Aim » In the records below, find the line with "Convert this screenshot" and repeat it and every line after it, exactly, without any pictures.

Given data »

====

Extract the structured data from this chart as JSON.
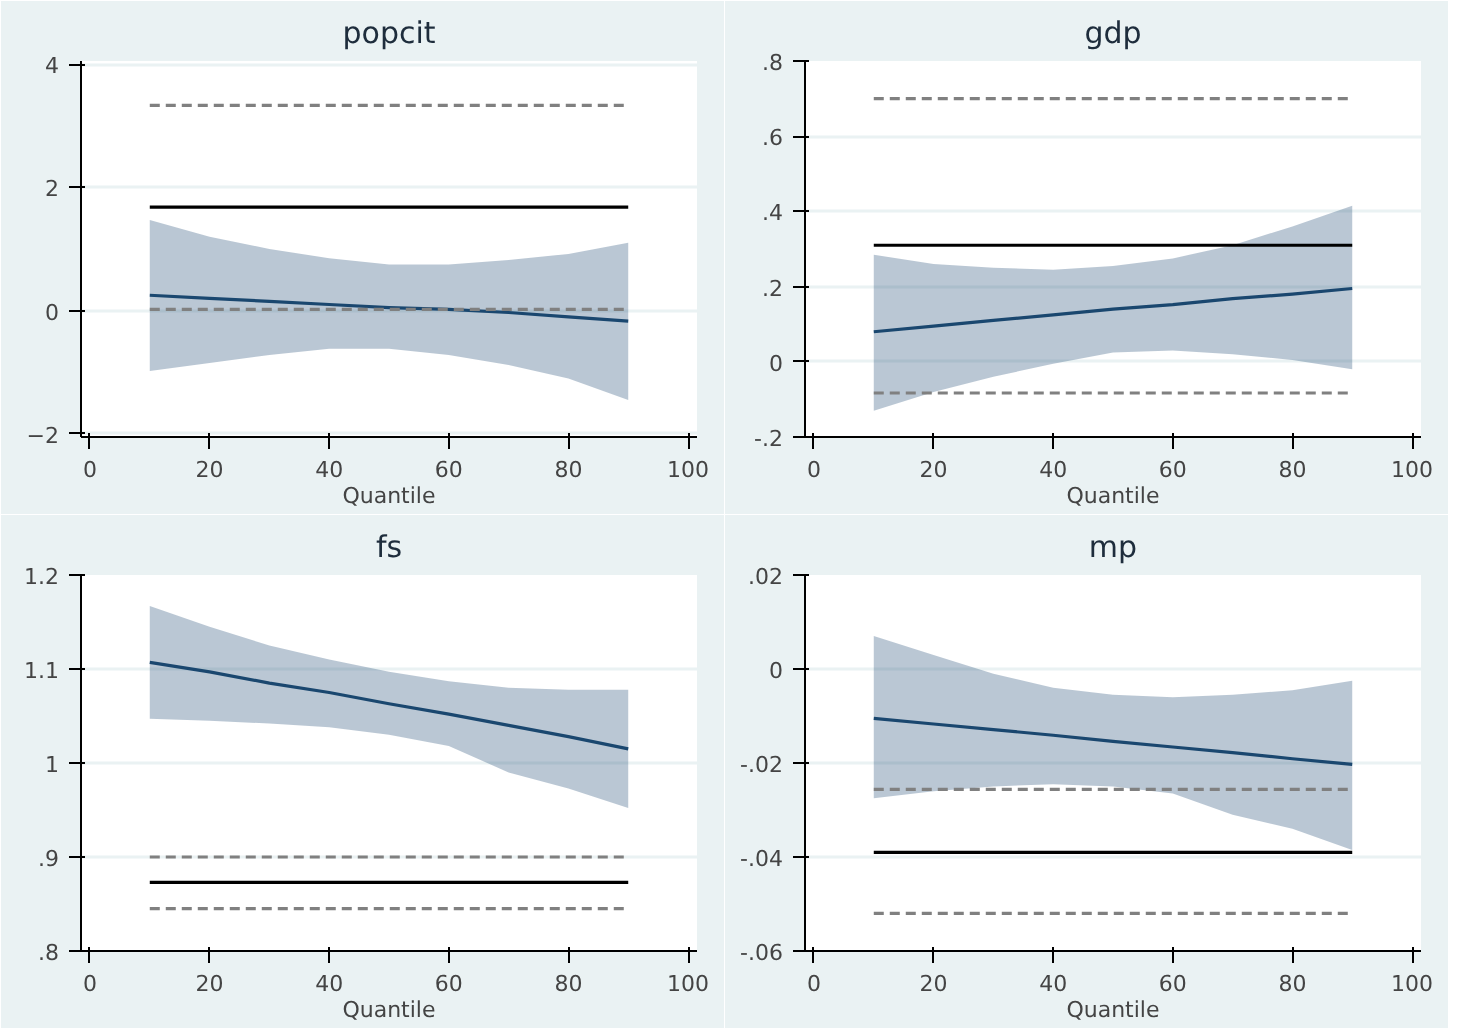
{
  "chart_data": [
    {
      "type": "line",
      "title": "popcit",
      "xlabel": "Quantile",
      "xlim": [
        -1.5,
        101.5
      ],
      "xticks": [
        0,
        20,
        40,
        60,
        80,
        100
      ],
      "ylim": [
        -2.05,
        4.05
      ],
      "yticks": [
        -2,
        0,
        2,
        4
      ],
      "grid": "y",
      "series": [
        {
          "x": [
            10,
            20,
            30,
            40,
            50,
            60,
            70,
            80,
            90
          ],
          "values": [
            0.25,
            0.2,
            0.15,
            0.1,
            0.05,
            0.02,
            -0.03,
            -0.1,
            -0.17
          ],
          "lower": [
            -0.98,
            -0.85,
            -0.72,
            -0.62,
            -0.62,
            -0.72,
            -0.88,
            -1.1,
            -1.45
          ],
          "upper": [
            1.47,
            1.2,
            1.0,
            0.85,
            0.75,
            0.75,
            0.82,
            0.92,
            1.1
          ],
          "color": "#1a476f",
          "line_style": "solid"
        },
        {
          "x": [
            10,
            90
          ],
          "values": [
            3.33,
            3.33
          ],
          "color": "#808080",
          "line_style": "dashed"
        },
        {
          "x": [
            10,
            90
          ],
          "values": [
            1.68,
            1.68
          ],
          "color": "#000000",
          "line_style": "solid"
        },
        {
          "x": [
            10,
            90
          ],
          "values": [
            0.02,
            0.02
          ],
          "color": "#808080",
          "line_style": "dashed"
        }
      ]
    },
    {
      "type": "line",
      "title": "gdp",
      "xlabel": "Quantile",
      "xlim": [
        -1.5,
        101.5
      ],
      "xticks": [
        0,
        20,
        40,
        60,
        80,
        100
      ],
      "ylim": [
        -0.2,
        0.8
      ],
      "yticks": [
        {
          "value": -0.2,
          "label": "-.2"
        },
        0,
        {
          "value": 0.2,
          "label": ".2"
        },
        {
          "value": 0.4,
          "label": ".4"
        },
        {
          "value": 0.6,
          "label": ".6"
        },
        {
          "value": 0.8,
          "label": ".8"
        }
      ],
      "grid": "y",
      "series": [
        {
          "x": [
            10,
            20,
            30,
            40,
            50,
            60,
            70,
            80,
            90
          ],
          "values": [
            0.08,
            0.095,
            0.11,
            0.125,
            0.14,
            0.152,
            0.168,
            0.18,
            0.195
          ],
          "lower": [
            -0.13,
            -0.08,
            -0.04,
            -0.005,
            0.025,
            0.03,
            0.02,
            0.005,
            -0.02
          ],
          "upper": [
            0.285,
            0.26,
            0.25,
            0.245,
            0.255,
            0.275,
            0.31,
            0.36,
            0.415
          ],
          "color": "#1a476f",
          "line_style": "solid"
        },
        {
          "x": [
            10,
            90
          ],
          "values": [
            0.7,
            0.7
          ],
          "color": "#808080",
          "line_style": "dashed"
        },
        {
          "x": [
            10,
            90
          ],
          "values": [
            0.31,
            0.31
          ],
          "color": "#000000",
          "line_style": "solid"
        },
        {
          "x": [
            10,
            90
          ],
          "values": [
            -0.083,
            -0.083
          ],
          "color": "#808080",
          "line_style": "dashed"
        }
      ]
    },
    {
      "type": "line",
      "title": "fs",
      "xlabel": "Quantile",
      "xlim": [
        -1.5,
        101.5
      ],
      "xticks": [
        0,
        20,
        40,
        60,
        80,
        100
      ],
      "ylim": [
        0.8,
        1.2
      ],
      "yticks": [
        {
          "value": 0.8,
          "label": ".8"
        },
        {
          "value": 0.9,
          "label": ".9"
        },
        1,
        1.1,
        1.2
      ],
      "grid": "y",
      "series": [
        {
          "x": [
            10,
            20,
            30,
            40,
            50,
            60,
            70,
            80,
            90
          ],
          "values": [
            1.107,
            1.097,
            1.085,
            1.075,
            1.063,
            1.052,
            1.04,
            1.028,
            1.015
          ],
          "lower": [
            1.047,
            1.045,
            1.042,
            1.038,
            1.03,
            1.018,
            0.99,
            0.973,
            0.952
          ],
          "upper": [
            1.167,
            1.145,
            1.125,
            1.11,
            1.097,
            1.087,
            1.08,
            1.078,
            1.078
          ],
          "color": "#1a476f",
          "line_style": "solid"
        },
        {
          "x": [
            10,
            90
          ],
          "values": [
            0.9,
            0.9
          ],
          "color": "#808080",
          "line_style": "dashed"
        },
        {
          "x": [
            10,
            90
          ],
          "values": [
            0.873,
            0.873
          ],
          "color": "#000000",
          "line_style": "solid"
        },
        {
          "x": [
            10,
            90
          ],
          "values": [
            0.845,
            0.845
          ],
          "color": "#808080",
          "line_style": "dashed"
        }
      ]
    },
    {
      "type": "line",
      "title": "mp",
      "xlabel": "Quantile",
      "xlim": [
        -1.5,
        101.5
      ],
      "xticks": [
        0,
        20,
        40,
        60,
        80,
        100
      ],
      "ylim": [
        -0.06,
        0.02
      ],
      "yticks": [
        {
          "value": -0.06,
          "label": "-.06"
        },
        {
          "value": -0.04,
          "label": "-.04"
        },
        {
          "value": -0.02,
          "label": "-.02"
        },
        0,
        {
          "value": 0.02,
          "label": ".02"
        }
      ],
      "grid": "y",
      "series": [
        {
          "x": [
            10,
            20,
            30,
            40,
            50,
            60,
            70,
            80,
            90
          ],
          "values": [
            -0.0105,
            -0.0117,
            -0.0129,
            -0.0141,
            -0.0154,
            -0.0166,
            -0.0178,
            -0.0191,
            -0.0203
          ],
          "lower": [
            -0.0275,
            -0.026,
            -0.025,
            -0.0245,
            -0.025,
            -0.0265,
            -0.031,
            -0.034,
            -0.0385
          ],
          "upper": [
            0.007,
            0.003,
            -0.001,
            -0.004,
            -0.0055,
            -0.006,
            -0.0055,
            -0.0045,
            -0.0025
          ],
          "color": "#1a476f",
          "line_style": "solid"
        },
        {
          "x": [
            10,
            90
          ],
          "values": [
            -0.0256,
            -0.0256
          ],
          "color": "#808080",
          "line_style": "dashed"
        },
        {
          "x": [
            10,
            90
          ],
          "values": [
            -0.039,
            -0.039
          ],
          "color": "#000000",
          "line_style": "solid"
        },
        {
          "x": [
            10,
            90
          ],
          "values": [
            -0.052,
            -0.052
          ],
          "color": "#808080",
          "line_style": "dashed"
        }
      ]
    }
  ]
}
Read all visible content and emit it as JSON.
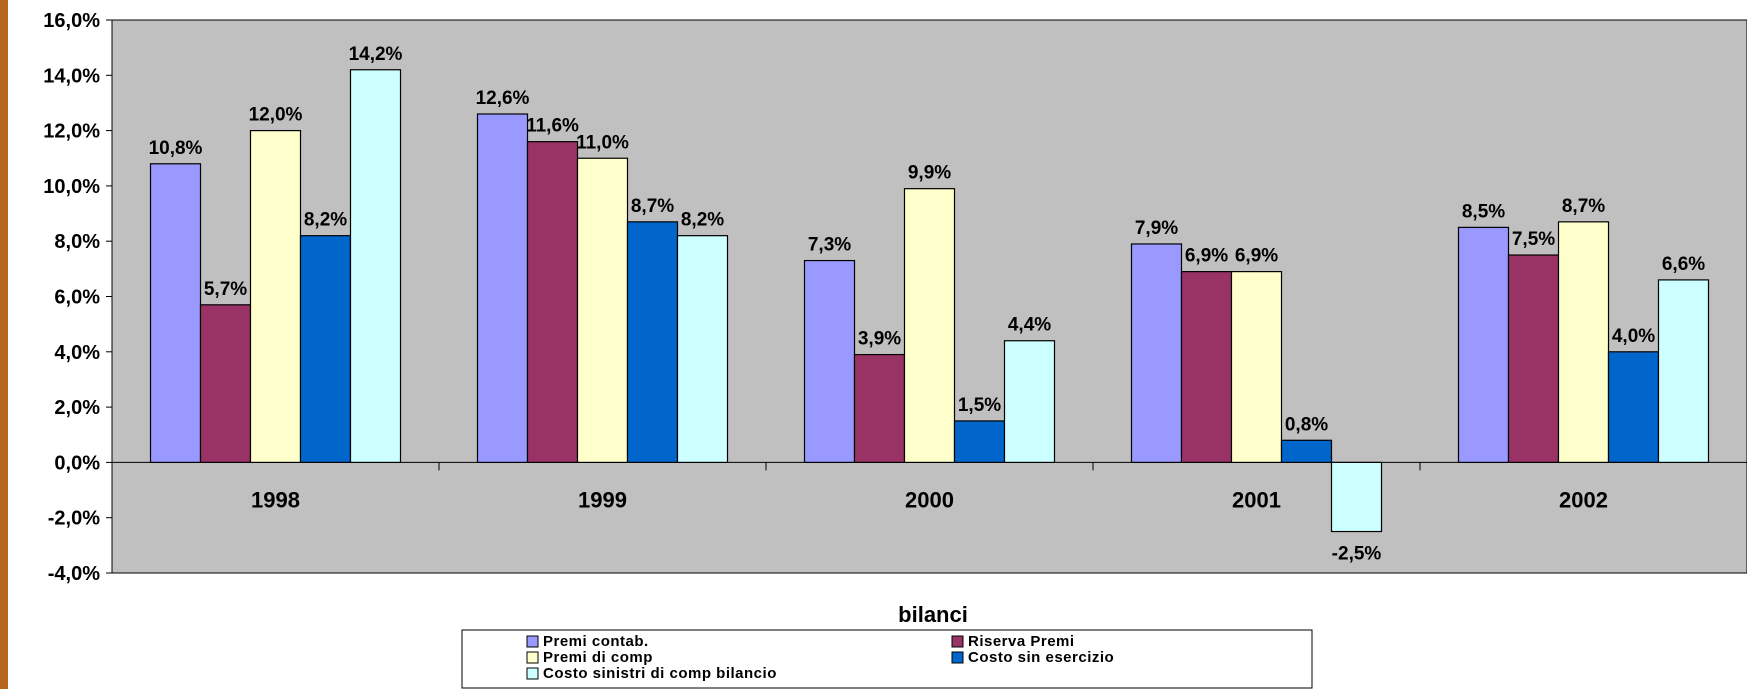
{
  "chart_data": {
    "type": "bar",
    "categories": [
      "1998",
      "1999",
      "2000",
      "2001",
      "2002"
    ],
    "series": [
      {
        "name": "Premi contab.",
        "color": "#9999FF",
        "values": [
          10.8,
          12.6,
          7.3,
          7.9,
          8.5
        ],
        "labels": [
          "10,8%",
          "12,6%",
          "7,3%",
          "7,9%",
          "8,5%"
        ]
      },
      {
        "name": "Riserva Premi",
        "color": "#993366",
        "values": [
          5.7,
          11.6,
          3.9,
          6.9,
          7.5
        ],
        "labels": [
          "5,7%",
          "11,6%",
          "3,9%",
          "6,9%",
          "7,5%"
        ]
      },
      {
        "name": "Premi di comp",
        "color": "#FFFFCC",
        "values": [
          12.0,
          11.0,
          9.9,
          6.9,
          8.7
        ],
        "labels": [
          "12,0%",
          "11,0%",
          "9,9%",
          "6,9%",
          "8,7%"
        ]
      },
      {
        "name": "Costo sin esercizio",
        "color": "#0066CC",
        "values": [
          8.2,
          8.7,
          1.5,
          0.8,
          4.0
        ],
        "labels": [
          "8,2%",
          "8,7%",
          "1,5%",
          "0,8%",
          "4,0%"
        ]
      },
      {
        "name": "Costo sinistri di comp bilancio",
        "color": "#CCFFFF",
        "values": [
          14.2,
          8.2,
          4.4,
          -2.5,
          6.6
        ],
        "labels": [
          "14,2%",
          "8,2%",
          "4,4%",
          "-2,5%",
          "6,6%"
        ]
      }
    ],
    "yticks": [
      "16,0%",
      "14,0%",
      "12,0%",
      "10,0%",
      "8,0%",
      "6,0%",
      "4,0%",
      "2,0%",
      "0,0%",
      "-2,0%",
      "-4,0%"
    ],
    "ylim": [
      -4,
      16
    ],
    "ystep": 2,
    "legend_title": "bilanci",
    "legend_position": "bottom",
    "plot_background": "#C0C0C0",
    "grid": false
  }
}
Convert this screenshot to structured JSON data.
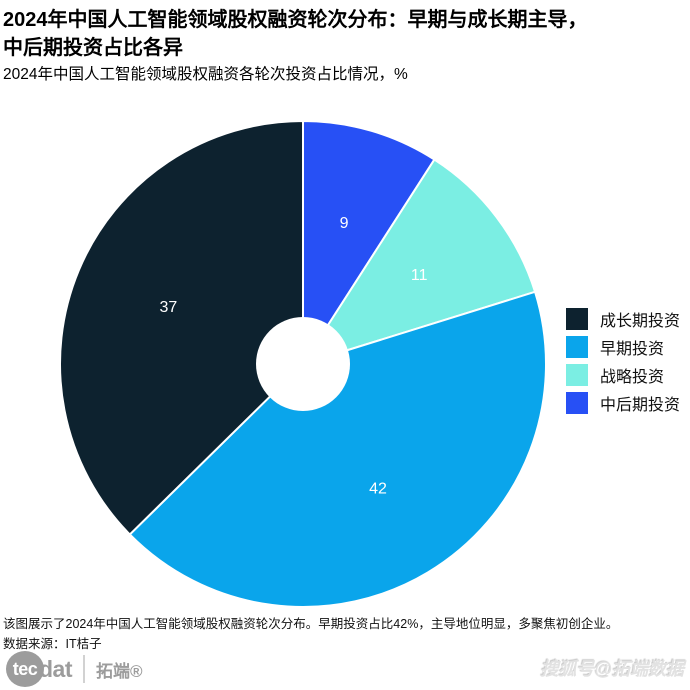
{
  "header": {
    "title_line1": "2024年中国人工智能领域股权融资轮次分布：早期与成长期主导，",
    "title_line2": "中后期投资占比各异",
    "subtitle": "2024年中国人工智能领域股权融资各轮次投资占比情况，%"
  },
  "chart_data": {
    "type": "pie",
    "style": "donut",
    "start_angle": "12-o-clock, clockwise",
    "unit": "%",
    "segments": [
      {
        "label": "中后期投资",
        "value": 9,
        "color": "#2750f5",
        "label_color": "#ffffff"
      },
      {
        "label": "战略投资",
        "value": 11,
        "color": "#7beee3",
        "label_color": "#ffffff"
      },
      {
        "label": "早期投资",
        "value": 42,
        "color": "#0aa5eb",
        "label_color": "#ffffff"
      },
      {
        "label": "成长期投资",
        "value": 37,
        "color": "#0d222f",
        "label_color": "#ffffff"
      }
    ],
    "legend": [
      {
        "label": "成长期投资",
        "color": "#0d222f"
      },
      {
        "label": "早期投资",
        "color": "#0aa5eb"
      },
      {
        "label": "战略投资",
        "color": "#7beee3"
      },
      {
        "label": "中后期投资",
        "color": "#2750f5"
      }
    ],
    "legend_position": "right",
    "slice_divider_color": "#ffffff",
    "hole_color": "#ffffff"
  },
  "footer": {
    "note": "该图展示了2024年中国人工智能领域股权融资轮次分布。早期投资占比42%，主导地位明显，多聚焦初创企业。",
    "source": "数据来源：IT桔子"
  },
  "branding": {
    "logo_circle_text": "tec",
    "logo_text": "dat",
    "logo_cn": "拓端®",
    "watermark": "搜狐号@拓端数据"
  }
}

====

Complete response »
Convert this screenshot to structured JSON data.
{
  "header": {
    "title_line1": "2024年中国人工智能领域股权融资轮次分布：早期与成长期主导，",
    "title_line2": "中后期投资占比各异",
    "subtitle": "2024年中国人工智能领域股权融资各轮次投资占比情况，%"
  },
  "chart_data": {
    "type": "pie",
    "style": "donut",
    "start_angle": "12-o-clock, clockwise",
    "unit": "%",
    "segments": [
      {
        "label": "中后期投资",
        "value": 9,
        "color": "#2750f5",
        "label_color": "#ffffff"
      },
      {
        "label": "战略投资",
        "value": 11,
        "color": "#7beee3",
        "label_color": "#ffffff"
      },
      {
        "label": "早期投资",
        "value": 42,
        "color": "#0aa5eb",
        "label_color": "#ffffff"
      },
      {
        "label": "成长期投资",
        "value": 37,
        "color": "#0d222f",
        "label_color": "#ffffff"
      }
    ],
    "legend": [
      {
        "label": "成长期投资",
        "color": "#0d222f"
      },
      {
        "label": "早期投资",
        "color": "#0aa5eb"
      },
      {
        "label": "战略投资",
        "color": "#7beee3"
      },
      {
        "label": "中后期投资",
        "color": "#2750f5"
      }
    ],
    "legend_position": "right",
    "slice_divider_color": "#ffffff",
    "hole_color": "#ffffff"
  },
  "footer": {
    "note": "该图展示了2024年中国人工智能领域股权融资轮次分布。早期投资占比42%，主导地位明显，多聚焦初创企业。",
    "source": "数据来源：IT桔子"
  },
  "branding": {
    "logo_circle_text": "tec",
    "logo_text": "dat",
    "logo_cn": "拓端®",
    "watermark": "搜狐号@拓端数据"
  }
}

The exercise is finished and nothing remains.